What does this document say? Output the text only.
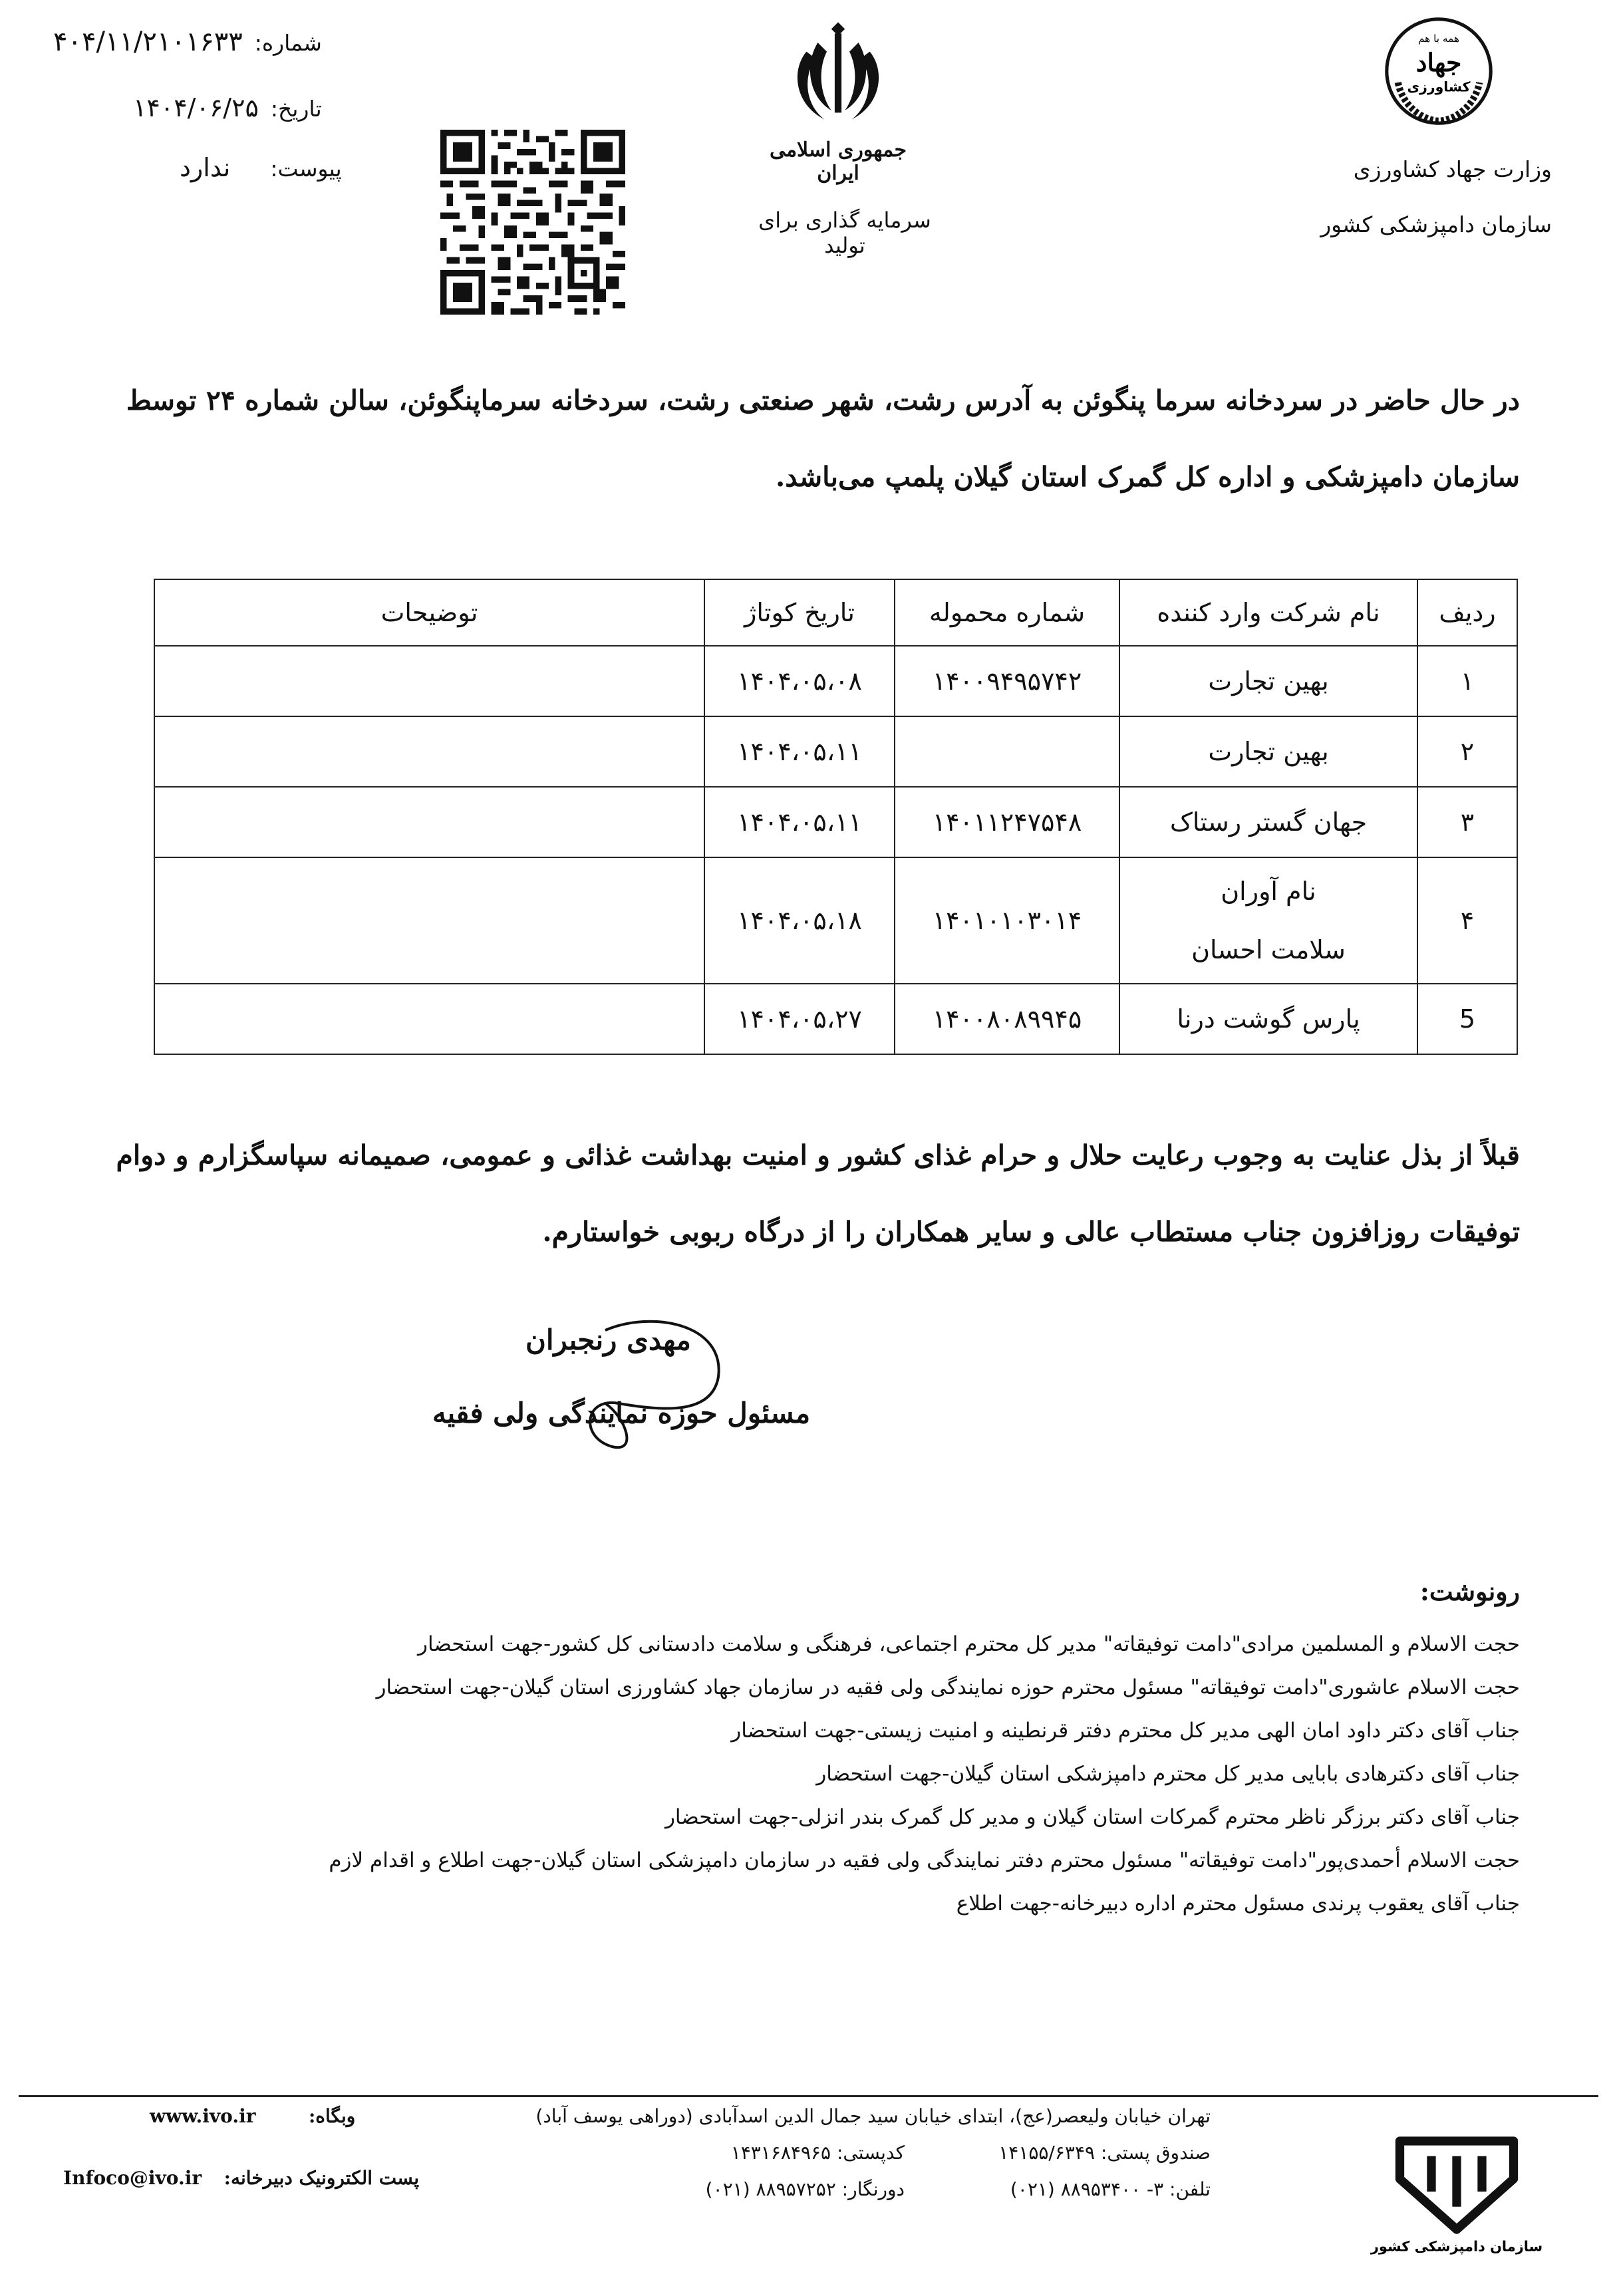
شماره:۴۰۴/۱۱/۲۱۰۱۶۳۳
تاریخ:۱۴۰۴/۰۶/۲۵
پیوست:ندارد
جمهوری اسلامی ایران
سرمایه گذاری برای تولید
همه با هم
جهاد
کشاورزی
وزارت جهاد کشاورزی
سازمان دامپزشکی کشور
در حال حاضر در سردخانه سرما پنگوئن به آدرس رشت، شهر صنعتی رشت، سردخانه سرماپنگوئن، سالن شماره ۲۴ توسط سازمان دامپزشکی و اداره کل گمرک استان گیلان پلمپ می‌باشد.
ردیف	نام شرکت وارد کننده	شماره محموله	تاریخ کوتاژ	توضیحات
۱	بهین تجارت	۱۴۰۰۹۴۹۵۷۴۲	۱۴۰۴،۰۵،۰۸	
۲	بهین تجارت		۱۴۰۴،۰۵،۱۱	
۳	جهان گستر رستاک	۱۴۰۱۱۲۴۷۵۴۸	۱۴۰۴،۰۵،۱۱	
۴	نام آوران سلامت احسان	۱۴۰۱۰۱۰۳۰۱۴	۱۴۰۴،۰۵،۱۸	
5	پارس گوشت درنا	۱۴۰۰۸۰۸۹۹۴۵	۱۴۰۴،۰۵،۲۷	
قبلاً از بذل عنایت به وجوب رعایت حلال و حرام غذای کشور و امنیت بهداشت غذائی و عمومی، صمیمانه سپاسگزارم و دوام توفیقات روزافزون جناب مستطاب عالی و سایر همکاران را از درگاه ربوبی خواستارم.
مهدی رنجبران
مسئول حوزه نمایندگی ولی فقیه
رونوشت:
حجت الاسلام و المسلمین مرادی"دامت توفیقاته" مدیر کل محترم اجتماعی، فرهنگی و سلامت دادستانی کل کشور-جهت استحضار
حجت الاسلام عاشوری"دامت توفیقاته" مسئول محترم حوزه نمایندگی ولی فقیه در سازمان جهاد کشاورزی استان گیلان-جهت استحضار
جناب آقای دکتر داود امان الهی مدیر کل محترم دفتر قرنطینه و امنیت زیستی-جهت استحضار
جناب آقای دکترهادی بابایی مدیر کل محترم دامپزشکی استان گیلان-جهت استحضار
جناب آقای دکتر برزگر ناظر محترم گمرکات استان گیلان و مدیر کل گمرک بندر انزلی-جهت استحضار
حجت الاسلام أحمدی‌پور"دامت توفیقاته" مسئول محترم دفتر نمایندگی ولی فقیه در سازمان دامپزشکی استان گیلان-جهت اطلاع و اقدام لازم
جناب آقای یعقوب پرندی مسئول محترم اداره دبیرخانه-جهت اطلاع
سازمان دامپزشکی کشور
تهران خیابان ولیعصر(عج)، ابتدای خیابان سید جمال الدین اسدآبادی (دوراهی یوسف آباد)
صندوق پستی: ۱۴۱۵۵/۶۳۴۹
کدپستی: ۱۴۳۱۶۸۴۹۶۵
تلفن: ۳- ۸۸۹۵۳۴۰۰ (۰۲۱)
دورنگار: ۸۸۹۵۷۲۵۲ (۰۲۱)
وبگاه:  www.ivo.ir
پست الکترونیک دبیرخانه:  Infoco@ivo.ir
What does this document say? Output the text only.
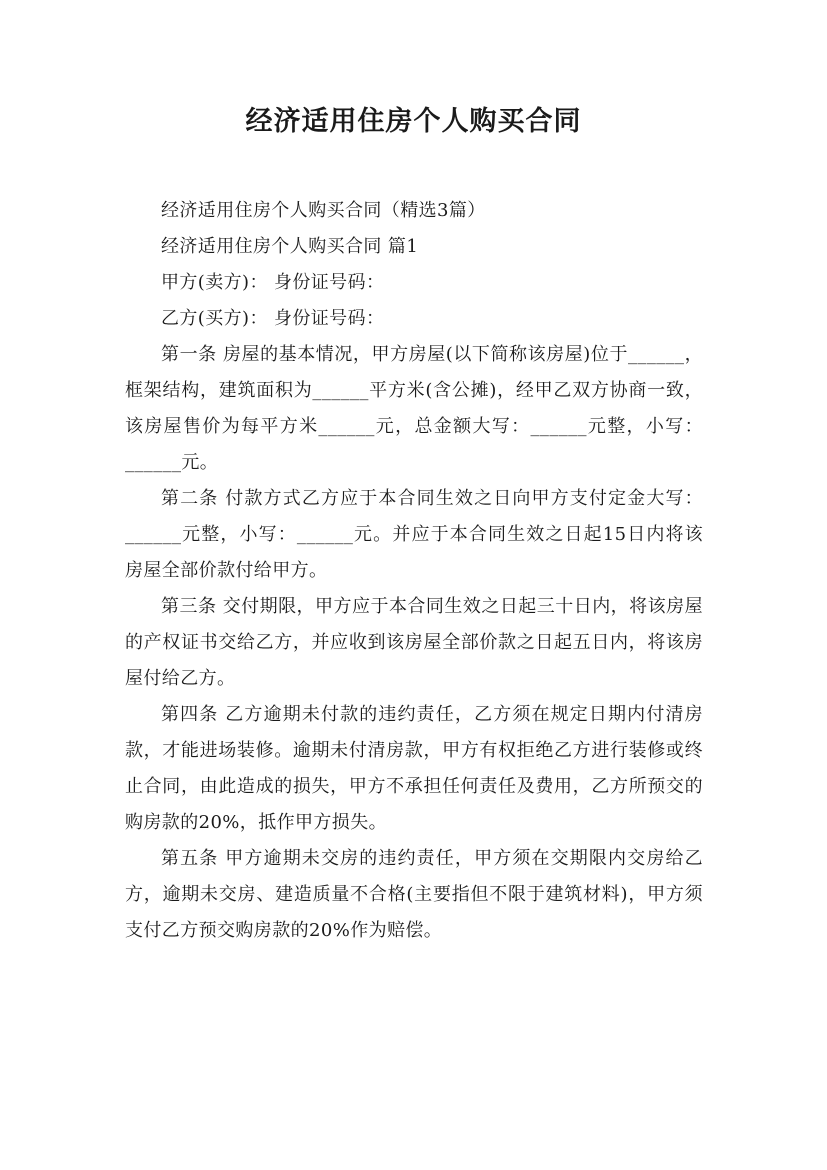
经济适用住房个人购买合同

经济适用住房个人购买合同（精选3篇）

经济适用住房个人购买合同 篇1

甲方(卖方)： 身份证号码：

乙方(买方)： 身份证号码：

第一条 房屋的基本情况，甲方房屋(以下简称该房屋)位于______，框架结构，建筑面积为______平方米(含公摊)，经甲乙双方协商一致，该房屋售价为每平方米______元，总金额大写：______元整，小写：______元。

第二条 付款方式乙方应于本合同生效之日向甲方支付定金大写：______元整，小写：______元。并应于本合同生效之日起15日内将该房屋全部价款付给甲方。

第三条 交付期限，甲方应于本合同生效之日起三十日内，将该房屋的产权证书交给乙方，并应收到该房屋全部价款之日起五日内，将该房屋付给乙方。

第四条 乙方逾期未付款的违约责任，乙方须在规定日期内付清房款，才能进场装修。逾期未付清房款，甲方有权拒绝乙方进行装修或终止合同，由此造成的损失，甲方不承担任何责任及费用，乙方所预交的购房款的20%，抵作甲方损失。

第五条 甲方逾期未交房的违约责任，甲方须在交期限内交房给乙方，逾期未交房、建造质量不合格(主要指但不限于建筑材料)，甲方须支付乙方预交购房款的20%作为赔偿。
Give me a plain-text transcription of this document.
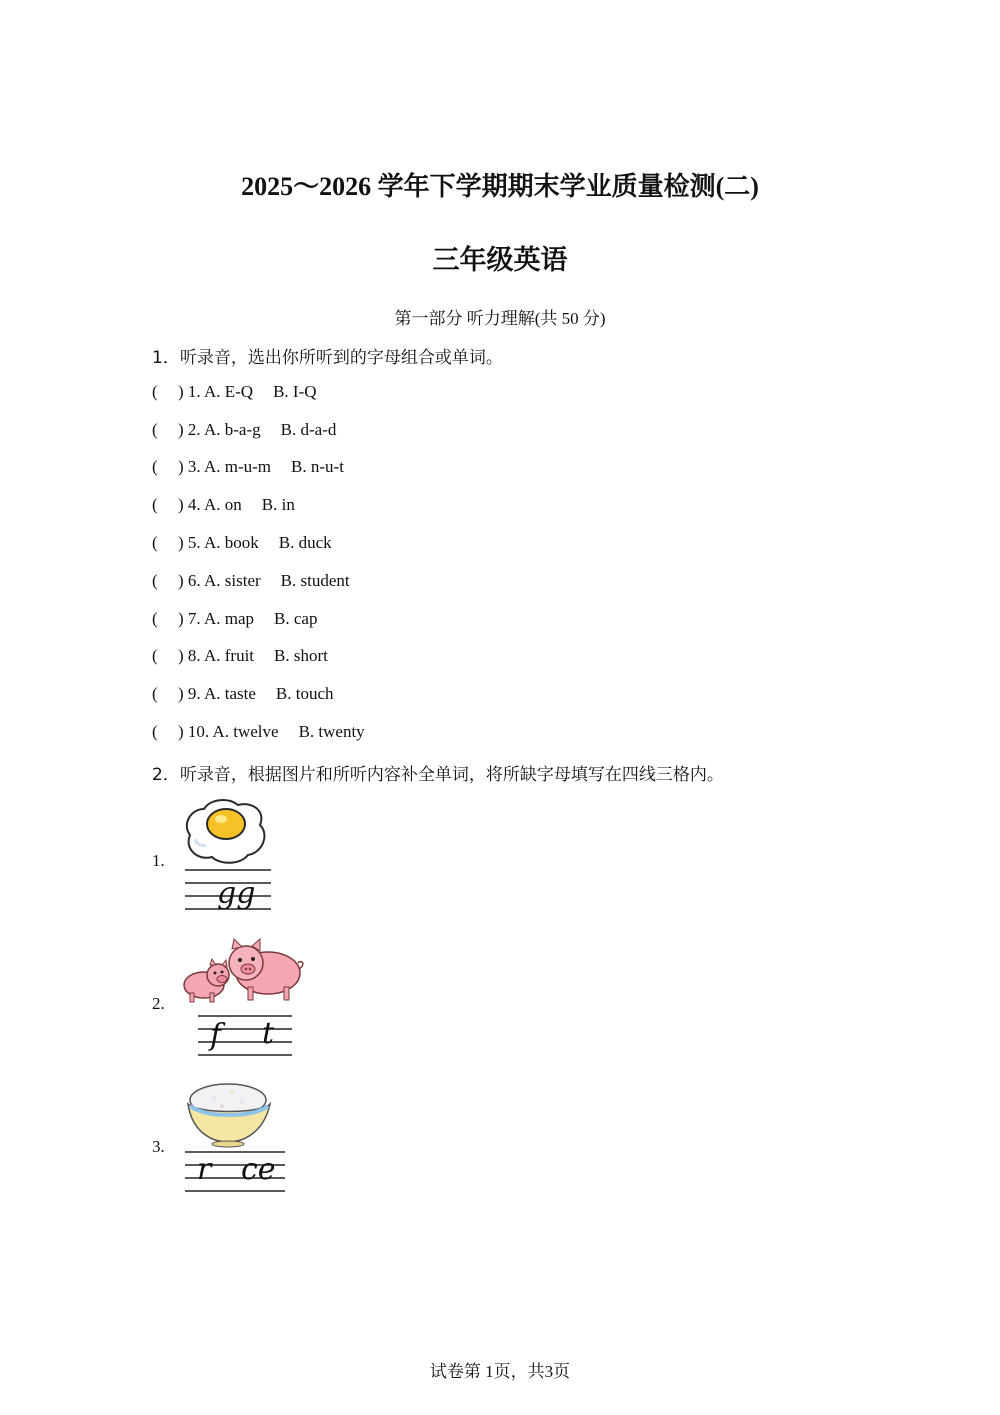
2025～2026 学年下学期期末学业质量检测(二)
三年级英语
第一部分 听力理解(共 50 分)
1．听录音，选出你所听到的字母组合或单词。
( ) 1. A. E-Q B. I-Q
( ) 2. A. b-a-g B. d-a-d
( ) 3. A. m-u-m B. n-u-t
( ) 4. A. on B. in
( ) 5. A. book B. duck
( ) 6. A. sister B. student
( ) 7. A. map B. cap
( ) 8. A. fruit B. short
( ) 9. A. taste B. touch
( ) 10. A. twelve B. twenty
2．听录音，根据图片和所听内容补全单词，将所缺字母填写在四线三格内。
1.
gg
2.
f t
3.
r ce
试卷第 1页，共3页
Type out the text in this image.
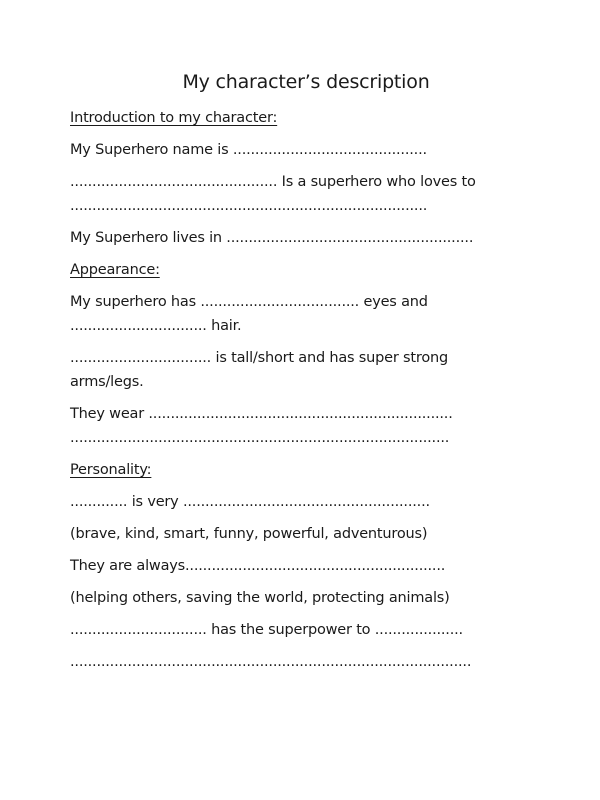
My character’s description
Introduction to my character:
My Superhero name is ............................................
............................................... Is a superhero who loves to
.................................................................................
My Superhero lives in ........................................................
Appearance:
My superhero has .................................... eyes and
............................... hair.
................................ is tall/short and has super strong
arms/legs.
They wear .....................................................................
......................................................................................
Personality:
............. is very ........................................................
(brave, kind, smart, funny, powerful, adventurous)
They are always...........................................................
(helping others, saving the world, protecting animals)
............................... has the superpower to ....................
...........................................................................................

§ WHAT THE TASK ASKS: Reproduce nothing but the lines that run from the line containing "Give me a plain-text" through the last line of the records, inclusive. Omit the pictures.

§ WORKED SOLUTION:
Give me a plain-text transcription of this document.
2025～2026 学年下学期期末学业质量检测(二)
三年级英语
第一部分 听力理解(共 50 分)
1．听录音，选出你所听到的字母组合或单词。
( ) 1. A. E-Q B. I-Q
( ) 2. A. b-a-g B. d-a-d
( ) 3. A. m-u-m B. n-u-t
( ) 4. A. on B. in
( ) 5. A. book B. duck
( ) 6. A. sister B. student
( ) 7. A. map B. cap
( ) 8. A. fruit B. short
( ) 9. A. taste B. touch
( ) 10. A. twelve B. twenty
2．听录音，根据图片和所听内容补全单词，将所缺字母填写在四线三格内。
1.
gg
2.
f t
3.
r ce
试卷第 1页，共3页
Type out the text in this image.
My character’s description
Introduction to my character:
My Superhero name is ............................................
............................................... Is a superhero who loves to
.................................................................................
My Superhero lives in ........................................................
Appearance:
My superhero has .................................... eyes and
............................... hair.
................................ is tall/short and has super strong
arms/legs.
They wear .....................................................................
......................................................................................
Personality:
............. is very ........................................................
(brave, kind, smart, funny, powerful, adventurous)
They are always...........................................................
(helping others, saving the world, protecting animals)
............................... has the superpower to ....................
...........................................................................................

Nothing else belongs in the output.